• _WORKING DATA_
"""

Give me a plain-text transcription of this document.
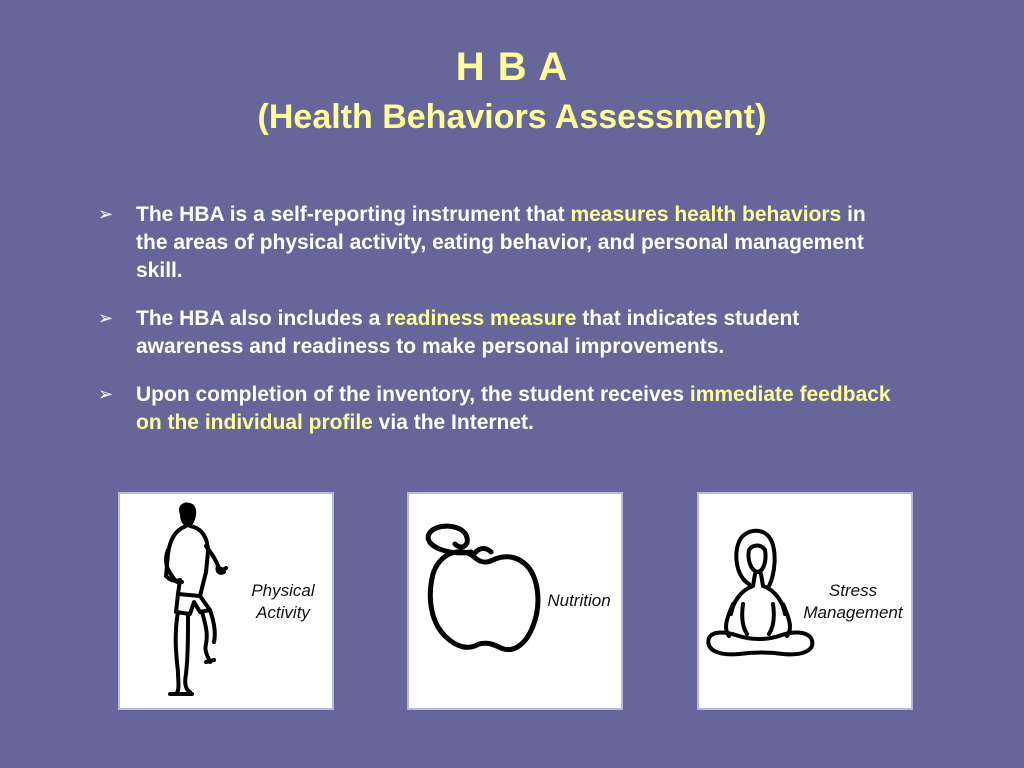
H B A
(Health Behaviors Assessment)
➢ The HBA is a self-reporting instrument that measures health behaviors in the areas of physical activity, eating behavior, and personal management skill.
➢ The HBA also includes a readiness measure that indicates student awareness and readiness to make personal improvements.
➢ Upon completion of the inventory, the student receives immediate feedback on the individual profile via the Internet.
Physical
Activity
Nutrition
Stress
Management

"""

• _YOUR TASK_
Return all of the entries exactly as written, but drop any pictures they hold.

• _WORKED ANSWER_
Give me a plain-text transcription of this document.
H B A
(Health Behaviors Assessment)
➢ The HBA is a self-reporting instrument that measures health behaviors in the areas of physical activity, eating behavior, and personal management skill.
➢ The HBA also includes a readiness measure that indicates student awareness and readiness to make personal improvements.
➢ Upon completion of the inventory, the student receives immediate feedback on the individual profile via the Internet.
Physical
Activity
Nutrition
Stress
Management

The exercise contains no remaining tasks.